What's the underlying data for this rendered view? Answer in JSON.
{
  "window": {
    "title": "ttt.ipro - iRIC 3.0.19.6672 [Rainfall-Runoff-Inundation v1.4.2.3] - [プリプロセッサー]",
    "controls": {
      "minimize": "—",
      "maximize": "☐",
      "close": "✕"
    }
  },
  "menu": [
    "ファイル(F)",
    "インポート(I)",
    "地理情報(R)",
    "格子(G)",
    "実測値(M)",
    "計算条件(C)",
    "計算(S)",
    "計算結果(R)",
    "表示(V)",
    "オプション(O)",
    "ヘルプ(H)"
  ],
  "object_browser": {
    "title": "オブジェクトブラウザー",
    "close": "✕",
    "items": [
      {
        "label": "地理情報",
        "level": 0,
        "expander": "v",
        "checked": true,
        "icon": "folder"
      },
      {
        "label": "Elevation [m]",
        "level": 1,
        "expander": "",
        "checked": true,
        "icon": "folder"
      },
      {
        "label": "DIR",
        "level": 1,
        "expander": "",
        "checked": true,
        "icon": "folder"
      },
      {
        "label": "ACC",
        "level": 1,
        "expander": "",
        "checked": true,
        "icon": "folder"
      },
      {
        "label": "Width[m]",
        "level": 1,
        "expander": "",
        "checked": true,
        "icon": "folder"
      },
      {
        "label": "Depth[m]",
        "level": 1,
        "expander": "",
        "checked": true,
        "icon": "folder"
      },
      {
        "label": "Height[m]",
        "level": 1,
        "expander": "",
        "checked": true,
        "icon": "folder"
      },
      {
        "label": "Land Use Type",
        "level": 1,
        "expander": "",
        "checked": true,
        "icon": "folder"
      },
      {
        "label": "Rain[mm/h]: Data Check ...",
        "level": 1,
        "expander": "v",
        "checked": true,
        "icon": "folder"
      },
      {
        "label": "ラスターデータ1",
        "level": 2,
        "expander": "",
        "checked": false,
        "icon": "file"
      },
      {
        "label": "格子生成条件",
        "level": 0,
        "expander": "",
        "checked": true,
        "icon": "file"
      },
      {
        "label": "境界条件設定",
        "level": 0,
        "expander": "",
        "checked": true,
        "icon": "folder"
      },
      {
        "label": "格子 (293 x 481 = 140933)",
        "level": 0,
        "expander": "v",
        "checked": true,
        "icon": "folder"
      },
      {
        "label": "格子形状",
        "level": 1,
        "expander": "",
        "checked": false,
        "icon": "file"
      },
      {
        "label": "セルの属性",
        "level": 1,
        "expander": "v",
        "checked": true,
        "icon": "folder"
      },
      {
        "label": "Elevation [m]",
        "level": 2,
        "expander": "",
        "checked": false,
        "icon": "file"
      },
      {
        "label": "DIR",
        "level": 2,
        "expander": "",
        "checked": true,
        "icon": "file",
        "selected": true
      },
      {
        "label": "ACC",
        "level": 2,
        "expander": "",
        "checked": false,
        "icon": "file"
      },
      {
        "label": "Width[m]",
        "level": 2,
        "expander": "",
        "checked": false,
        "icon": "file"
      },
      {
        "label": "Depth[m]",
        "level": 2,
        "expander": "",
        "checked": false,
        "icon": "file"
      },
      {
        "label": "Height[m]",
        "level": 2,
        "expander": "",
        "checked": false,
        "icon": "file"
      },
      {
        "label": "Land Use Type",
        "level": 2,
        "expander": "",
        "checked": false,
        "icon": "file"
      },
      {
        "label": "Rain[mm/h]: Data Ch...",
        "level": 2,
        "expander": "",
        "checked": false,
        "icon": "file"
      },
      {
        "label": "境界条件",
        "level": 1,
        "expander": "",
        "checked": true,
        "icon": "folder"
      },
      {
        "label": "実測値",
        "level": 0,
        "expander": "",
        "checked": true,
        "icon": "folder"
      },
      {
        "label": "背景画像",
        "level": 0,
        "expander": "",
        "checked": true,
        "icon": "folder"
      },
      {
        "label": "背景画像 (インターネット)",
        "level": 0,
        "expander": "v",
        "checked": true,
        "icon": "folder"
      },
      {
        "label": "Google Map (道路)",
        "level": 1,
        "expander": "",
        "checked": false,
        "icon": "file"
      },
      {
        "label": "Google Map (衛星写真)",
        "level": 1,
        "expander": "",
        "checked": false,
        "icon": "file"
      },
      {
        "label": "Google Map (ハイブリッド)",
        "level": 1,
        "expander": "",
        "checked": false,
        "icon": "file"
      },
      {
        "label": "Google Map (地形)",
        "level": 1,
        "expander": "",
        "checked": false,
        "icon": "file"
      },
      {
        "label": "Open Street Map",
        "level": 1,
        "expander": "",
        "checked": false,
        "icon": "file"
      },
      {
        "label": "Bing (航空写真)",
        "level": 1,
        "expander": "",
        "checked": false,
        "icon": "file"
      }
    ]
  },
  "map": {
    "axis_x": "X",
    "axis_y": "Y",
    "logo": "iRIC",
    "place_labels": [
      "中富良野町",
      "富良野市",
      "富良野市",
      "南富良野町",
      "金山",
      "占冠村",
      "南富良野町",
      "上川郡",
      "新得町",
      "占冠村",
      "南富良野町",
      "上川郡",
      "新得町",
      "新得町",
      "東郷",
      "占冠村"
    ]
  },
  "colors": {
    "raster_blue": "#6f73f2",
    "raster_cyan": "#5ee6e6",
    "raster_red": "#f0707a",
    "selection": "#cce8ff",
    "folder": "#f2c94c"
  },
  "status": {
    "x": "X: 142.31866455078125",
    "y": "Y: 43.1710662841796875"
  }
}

> **PROBLEM DESCRIPTION**:
Transcribe the material above in its entirety. Match it exactly.

> **IN RESPONSE**:
What's the underlying data for this rendered view? Answer in JSON.
{
  "window": {
    "title": "ttt.ipro - iRIC 3.0.19.6672 [Rainfall-Runoff-Inundation v1.4.2.3] - [プリプロセッサー]",
    "controls": {
      "minimize": "—",
      "maximize": "☐",
      "close": "✕"
    }
  },
  "menu": [
    "ファイル(F)",
    "インポート(I)",
    "地理情報(R)",
    "格子(G)",
    "実測値(M)",
    "計算条件(C)",
    "計算(S)",
    "計算結果(R)",
    "表示(V)",
    "オプション(O)",
    "ヘルプ(H)"
  ],
  "object_browser": {
    "title": "オブジェクトブラウザー",
    "close": "✕",
    "items": [
      {
        "label": "地理情報",
        "level": 0,
        "expander": "v",
        "checked": true,
        "icon": "folder"
      },
      {
        "label": "Elevation [m]",
        "level": 1,
        "expander": "",
        "checked": true,
        "icon": "folder"
      },
      {
        "label": "DIR",
        "level": 1,
        "expander": "",
        "checked": true,
        "icon": "folder"
      },
      {
        "label": "ACC",
        "level": 1,
        "expander": "",
        "checked": true,
        "icon": "folder"
      },
      {
        "label": "Width[m]",
        "level": 1,
        "expander": "",
        "checked": true,
        "icon": "folder"
      },
      {
        "label": "Depth[m]",
        "level": 1,
        "expander": "",
        "checked": true,
        "icon": "folder"
      },
      {
        "label": "Height[m]",
        "level": 1,
        "expander": "",
        "checked": true,
        "icon": "folder"
      },
      {
        "label": "Land Use Type",
        "level": 1,
        "expander": "",
        "checked": true,
        "icon": "folder"
      },
      {
        "label": "Rain[mm/h]: Data Check ...",
        "level": 1,
        "expander": "v",
        "checked": true,
        "icon": "folder"
      },
      {
        "label": "ラスターデータ1",
        "level": 2,
        "expander": "",
        "checked": false,
        "icon": "file"
      },
      {
        "label": "格子生成条件",
        "level": 0,
        "expander": "",
        "checked": true,
        "icon": "file"
      },
      {
        "label": "境界条件設定",
        "level": 0,
        "expander": "",
        "checked": true,
        "icon": "folder"
      },
      {
        "label": "格子 (293 x 481 = 140933)",
        "level": 0,
        "expander": "v",
        "checked": true,
        "icon": "folder"
      },
      {
        "label": "格子形状",
        "level": 1,
        "expander": "",
        "checked": false,
        "icon": "file"
      },
      {
        "label": "セルの属性",
        "level": 1,
        "expander": "v",
        "checked": true,
        "icon": "folder"
      },
      {
        "label": "Elevation [m]",
        "level": 2,
        "expander": "",
        "checked": false,
        "icon": "file"
      },
      {
        "label": "DIR",
        "level": 2,
        "expander": "",
        "checked": true,
        "icon": "file",
        "selected": true
      },
      {
        "label": "ACC",
        "level": 2,
        "expander": "",
        "checked": false,
        "icon": "file"
      },
      {
        "label": "Width[m]",
        "level": 2,
        "expander": "",
        "checked": false,
        "icon": "file"
      },
      {
        "label": "Depth[m]",
        "level": 2,
        "expander": "",
        "checked": false,
        "icon": "file"
      },
      {
        "label": "Height[m]",
        "level": 2,
        "expander": "",
        "checked": false,
        "icon": "file"
      },
      {
        "label": "Land Use Type",
        "level": 2,
        "expander": "",
        "checked": false,
        "icon": "file"
      },
      {
        "label": "Rain[mm/h]: Data Ch...",
        "level": 2,
        "expander": "",
        "checked": false,
        "icon": "file"
      },
      {
        "label": "境界条件",
        "level": 1,
        "expander": "",
        "checked": true,
        "icon": "folder"
      },
      {
        "label": "実測値",
        "level": 0,
        "expander": "",
        "checked": true,
        "icon": "folder"
      },
      {
        "label": "背景画像",
        "level": 0,
        "expander": "",
        "checked": true,
        "icon": "folder"
      },
      {
        "label": "背景画像 (インターネット)",
        "level": 0,
        "expander": "v",
        "checked": true,
        "icon": "folder"
      },
      {
        "label": "Google Map (道路)",
        "level": 1,
        "expander": "",
        "checked": false,
        "icon": "file"
      },
      {
        "label": "Google Map (衛星写真)",
        "level": 1,
        "expander": "",
        "checked": false,
        "icon": "file"
      },
      {
        "label": "Google Map (ハイブリッド)",
        "level": 1,
        "expander": "",
        "checked": false,
        "icon": "file"
      },
      {
        "label": "Google Map (地形)",
        "level": 1,
        "expander": "",
        "checked": false,
        "icon": "file"
      },
      {
        "label": "Open Street Map",
        "level": 1,
        "expander": "",
        "checked": false,
        "icon": "file"
      },
      {
        "label": "Bing (航空写真)",
        "level": 1,
        "expander": "",
        "checked": false,
        "icon": "file"
      }
    ]
  },
  "map": {
    "axis_x": "X",
    "axis_y": "Y",
    "logo": "iRIC",
    "place_labels": [
      "中富良野町",
      "富良野市",
      "富良野市",
      "南富良野町",
      "金山",
      "占冠村",
      "南富良野町",
      "上川郡",
      "新得町",
      "占冠村",
      "南富良野町",
      "上川郡",
      "新得町",
      "新得町",
      "東郷",
      "占冠村"
    ]
  },
  "colors": {
    "raster_blue": "#6f73f2",
    "raster_cyan": "#5ee6e6",
    "raster_red": "#f0707a",
    "selection": "#cce8ff",
    "folder": "#f2c94c"
  },
  "status": {
    "x": "X: 142.31866455078125",
    "y": "Y: 43.1710662841796875"
  }
}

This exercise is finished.